[Dataset items]
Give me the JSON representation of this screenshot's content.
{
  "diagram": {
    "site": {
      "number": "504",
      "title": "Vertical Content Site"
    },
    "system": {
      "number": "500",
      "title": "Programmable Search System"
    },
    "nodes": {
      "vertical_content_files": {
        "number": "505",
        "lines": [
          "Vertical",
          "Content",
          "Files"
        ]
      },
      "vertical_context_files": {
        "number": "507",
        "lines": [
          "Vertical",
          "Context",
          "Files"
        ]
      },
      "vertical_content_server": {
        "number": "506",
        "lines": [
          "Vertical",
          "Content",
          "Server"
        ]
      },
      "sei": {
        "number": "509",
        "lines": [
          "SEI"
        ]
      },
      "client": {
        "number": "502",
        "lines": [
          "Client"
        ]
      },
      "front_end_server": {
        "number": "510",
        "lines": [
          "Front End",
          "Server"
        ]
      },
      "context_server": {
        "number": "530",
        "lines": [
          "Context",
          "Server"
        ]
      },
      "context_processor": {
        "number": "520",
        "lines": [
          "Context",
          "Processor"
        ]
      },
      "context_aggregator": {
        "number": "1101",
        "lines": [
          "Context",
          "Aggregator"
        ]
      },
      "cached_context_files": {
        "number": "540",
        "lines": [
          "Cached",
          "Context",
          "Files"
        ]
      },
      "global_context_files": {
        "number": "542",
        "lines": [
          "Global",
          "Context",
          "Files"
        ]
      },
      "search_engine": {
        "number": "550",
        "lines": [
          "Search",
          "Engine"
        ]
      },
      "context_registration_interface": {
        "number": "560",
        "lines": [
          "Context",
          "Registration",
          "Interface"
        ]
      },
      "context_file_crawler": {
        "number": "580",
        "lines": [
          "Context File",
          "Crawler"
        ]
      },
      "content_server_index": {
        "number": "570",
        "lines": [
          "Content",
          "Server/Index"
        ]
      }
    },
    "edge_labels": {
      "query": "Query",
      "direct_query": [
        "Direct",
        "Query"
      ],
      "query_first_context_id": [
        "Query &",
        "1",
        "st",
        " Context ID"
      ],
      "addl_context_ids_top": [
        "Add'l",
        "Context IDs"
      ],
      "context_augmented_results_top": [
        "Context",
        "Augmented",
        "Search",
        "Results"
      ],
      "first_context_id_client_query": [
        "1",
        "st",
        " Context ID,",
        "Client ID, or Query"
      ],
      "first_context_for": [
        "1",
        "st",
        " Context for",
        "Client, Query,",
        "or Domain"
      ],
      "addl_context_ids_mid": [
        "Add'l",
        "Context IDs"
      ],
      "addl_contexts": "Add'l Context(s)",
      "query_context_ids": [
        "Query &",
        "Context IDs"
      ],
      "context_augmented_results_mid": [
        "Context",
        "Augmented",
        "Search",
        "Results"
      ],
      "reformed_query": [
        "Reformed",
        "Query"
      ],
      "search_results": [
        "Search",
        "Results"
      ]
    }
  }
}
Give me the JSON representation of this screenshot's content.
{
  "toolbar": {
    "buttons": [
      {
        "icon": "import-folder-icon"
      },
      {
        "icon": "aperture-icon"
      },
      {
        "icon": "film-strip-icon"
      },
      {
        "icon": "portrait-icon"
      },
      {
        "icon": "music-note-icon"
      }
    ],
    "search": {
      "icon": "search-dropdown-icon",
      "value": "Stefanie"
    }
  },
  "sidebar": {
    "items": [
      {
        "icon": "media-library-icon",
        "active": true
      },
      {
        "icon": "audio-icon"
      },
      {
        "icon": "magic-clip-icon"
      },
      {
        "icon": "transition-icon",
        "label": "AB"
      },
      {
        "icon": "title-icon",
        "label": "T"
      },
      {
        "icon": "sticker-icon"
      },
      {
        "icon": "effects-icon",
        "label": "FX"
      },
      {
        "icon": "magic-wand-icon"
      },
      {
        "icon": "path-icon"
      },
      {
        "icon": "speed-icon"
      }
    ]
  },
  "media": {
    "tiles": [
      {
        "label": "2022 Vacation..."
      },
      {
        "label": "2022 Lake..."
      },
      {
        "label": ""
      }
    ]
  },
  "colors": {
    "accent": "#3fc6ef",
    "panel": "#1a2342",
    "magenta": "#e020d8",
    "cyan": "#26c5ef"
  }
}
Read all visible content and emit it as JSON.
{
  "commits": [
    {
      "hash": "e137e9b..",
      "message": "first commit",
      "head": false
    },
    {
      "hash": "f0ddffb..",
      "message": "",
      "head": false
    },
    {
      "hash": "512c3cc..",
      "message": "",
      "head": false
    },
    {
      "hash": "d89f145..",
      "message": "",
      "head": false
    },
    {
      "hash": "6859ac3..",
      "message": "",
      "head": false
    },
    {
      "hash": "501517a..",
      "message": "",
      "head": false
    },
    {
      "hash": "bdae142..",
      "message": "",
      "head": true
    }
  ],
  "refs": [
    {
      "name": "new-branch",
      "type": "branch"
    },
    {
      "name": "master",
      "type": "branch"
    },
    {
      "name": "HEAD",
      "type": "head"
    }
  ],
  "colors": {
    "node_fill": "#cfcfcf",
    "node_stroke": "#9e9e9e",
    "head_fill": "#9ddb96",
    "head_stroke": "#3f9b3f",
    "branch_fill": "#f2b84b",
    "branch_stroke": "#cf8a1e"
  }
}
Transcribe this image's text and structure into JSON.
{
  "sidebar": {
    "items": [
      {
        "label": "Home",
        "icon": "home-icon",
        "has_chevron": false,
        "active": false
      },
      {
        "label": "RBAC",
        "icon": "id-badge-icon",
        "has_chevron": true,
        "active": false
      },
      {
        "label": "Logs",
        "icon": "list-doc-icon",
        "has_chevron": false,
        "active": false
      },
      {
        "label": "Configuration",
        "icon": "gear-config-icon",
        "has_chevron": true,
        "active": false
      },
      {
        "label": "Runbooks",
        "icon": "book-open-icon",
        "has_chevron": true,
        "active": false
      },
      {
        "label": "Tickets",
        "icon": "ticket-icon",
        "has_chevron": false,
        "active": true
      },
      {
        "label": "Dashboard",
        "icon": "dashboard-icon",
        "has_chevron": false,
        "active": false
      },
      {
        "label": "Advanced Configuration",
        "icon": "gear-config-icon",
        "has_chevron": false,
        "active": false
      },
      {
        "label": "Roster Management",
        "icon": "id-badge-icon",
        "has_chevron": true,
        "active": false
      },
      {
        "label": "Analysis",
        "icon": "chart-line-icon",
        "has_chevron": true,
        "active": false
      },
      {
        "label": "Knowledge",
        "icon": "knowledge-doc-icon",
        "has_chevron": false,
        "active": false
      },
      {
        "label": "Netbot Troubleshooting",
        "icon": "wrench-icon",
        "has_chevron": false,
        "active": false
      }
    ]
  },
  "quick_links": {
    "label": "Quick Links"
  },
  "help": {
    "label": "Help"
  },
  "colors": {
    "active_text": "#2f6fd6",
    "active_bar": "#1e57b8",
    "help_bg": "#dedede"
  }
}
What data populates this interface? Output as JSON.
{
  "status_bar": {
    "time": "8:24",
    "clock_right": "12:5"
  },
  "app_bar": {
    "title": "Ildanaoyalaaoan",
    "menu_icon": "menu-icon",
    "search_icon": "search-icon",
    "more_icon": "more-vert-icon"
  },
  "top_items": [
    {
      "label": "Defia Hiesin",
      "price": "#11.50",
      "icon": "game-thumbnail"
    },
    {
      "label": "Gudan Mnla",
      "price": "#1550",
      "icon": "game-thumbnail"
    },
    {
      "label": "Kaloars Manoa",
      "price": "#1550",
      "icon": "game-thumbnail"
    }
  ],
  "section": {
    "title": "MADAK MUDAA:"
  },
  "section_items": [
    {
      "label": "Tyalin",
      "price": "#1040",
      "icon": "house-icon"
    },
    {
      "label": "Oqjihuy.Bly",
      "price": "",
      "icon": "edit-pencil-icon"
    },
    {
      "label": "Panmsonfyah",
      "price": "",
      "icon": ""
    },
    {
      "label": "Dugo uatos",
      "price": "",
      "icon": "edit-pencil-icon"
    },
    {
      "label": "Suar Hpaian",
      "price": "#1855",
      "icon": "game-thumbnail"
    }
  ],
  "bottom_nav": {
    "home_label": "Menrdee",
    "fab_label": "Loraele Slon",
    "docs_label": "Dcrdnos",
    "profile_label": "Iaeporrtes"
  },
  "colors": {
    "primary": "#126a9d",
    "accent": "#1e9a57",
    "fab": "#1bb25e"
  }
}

-- SET EXERCISE --
Copy out every line where the word "magic" occurs.

-- RESPONSE BELOW --
        "icon": "magic-clip-icon"
        "icon": "magic-wand-icon"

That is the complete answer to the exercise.